◆ Task directions ◆
Each line in the entries below that holds the string "ffffff" is to be listed.

◆ Data for processing ◆
--
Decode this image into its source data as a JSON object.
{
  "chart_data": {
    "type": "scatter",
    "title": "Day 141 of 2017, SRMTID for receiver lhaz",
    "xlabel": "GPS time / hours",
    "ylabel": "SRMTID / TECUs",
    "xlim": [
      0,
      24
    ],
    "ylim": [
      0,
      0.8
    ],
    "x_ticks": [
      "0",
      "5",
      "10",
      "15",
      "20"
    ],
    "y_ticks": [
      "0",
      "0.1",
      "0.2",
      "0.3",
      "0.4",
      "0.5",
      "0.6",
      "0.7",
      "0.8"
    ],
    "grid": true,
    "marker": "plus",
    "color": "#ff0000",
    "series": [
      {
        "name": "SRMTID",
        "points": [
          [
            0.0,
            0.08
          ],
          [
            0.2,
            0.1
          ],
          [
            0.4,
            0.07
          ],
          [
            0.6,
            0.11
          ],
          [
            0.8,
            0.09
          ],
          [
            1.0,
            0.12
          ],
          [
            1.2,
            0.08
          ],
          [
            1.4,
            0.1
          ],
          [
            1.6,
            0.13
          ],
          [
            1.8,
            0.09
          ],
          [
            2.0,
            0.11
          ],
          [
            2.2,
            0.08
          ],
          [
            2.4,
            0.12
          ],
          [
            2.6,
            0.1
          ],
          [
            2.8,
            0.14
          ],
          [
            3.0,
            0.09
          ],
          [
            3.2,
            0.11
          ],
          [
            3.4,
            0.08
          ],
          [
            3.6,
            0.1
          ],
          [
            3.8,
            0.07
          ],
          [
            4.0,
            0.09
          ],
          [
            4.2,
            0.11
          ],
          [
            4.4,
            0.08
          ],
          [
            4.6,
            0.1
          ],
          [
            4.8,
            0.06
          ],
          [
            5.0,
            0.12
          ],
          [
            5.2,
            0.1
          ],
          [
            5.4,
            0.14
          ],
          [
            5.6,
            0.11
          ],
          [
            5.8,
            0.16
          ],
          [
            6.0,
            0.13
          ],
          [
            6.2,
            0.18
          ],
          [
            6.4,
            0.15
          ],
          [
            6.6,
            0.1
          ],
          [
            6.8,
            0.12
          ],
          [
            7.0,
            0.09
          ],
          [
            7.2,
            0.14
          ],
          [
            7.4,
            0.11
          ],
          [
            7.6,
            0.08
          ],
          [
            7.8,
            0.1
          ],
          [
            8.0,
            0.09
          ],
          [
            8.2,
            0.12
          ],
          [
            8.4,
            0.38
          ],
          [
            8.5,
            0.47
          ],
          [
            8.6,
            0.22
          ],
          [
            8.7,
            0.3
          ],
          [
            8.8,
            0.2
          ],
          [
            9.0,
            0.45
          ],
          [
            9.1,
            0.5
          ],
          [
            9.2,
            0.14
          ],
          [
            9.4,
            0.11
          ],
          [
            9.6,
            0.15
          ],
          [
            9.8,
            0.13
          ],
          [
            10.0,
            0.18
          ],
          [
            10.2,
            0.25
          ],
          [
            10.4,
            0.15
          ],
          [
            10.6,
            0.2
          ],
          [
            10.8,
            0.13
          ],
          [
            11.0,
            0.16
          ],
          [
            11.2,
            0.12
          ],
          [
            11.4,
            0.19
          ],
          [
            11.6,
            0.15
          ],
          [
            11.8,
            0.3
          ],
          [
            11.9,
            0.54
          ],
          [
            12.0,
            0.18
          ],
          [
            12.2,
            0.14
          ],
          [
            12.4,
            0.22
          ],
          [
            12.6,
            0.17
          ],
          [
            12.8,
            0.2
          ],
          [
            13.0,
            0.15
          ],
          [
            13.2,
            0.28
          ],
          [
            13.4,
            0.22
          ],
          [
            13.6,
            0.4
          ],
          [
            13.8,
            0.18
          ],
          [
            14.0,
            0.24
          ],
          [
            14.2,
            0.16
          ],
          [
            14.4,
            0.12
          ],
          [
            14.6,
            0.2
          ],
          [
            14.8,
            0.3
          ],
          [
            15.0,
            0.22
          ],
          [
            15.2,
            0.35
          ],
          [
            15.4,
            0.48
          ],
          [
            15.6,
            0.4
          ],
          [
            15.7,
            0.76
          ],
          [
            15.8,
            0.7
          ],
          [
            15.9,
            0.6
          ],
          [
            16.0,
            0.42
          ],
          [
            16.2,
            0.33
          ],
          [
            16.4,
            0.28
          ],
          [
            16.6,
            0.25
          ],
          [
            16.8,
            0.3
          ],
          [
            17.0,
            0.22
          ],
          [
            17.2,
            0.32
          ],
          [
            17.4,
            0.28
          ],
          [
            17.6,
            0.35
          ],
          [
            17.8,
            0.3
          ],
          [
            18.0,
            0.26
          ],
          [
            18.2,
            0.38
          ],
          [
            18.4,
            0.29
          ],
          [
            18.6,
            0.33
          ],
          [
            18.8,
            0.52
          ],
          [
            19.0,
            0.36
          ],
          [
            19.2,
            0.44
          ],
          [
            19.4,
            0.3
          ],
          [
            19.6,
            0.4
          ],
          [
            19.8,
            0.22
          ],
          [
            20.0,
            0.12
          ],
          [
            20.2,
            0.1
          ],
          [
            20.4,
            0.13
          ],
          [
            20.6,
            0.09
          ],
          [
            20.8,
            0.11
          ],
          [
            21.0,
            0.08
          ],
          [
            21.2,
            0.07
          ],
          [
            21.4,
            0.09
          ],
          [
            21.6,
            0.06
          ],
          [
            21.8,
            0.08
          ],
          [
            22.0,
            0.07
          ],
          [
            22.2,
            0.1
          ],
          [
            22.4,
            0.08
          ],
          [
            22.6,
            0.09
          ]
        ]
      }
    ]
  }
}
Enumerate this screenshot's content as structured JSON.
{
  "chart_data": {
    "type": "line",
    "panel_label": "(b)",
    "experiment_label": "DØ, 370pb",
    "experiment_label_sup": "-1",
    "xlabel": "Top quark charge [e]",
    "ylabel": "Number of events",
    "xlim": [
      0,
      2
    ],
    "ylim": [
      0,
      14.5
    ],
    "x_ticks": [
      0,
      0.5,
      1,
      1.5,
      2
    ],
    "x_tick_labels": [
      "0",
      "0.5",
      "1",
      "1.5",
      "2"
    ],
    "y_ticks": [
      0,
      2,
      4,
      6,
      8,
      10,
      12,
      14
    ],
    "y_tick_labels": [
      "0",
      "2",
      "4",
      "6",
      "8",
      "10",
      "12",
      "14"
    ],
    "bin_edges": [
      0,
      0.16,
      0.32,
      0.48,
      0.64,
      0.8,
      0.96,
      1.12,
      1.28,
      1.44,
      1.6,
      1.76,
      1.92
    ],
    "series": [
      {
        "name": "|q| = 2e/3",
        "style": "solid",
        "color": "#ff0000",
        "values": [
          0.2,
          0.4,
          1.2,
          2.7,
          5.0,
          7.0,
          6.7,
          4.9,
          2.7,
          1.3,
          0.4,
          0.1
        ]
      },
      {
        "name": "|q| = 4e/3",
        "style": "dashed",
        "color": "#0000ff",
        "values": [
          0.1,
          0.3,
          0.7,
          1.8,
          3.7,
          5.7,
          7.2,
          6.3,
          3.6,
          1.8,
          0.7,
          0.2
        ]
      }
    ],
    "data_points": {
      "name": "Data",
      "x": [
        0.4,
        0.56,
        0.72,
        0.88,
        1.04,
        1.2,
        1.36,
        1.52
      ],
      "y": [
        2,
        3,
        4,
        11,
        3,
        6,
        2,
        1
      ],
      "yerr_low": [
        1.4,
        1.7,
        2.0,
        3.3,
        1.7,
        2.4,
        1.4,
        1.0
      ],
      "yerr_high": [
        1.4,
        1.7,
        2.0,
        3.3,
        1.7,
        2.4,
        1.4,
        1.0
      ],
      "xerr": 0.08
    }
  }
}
--
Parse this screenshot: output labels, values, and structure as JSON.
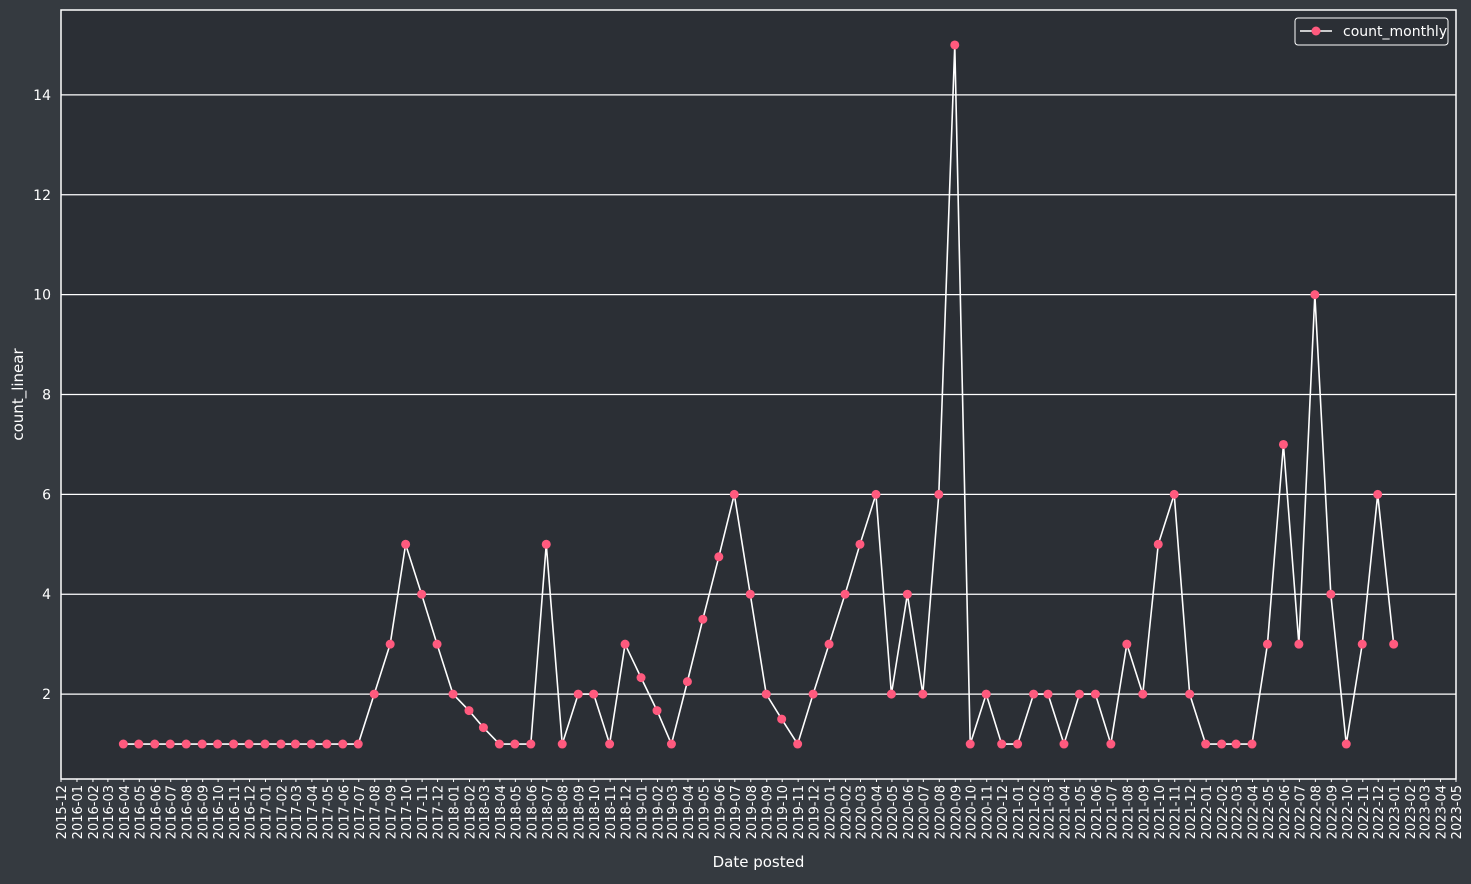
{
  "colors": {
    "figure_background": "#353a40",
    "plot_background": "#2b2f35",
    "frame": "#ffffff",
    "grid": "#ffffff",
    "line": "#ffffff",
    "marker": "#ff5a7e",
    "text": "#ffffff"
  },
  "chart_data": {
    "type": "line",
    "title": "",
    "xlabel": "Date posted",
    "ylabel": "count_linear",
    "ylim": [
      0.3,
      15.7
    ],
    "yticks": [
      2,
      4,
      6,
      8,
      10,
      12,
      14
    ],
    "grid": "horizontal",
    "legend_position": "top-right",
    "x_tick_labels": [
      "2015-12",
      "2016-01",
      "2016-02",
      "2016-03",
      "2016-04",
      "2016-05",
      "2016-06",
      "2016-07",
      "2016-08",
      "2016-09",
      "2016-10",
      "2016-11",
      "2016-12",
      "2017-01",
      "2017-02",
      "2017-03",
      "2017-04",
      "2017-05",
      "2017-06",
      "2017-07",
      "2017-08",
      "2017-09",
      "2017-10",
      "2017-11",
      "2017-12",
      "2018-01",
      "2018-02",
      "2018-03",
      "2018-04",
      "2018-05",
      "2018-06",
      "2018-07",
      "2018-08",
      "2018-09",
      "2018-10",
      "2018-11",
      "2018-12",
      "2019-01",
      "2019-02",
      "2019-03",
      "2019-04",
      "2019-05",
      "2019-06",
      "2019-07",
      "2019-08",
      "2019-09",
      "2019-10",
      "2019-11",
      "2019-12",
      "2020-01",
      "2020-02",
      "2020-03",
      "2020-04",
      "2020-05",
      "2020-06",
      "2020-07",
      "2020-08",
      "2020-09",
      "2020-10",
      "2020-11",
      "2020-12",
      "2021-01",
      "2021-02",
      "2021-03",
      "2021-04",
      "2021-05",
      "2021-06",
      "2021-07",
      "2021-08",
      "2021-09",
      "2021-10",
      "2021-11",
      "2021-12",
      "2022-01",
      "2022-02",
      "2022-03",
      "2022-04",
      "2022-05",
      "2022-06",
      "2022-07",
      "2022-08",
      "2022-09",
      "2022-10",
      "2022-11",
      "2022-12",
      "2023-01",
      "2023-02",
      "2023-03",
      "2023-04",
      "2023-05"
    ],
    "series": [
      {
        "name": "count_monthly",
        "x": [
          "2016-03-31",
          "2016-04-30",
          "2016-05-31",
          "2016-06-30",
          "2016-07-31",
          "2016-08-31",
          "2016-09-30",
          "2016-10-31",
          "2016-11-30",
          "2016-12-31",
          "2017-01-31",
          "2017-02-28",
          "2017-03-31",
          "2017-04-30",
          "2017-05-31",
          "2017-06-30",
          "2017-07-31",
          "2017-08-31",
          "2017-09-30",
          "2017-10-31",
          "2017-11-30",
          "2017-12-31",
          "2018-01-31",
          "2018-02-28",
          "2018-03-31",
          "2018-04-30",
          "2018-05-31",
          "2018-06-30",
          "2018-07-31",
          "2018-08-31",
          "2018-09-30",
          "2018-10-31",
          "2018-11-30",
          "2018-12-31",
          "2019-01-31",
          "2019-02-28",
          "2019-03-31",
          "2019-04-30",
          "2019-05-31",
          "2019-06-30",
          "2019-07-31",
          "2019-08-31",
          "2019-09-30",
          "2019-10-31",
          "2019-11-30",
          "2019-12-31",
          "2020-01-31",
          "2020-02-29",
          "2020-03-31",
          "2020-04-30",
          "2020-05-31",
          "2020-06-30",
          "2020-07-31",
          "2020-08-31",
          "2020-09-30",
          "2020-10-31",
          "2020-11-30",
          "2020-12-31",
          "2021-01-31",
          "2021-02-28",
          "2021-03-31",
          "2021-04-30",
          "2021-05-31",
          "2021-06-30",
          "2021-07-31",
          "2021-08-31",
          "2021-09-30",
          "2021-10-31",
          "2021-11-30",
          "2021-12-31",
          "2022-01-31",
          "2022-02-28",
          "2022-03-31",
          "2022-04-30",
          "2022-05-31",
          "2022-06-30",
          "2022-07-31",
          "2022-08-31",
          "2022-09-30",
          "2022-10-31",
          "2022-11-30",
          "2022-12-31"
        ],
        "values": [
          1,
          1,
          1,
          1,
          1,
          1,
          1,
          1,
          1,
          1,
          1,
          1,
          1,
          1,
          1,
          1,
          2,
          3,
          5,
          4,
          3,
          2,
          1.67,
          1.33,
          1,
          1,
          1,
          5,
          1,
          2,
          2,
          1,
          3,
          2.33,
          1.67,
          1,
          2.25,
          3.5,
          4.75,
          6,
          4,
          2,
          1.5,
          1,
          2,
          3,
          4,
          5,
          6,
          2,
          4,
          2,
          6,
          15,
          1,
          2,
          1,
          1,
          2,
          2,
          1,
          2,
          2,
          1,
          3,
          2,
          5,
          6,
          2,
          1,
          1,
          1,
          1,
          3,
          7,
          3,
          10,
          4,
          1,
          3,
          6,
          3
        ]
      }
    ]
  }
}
--
◆ Result for this task ◆
    "frame": "#ffffff",
    "grid": "#ffffff",
    "line": "#ffffff",
    "text": "#ffffff"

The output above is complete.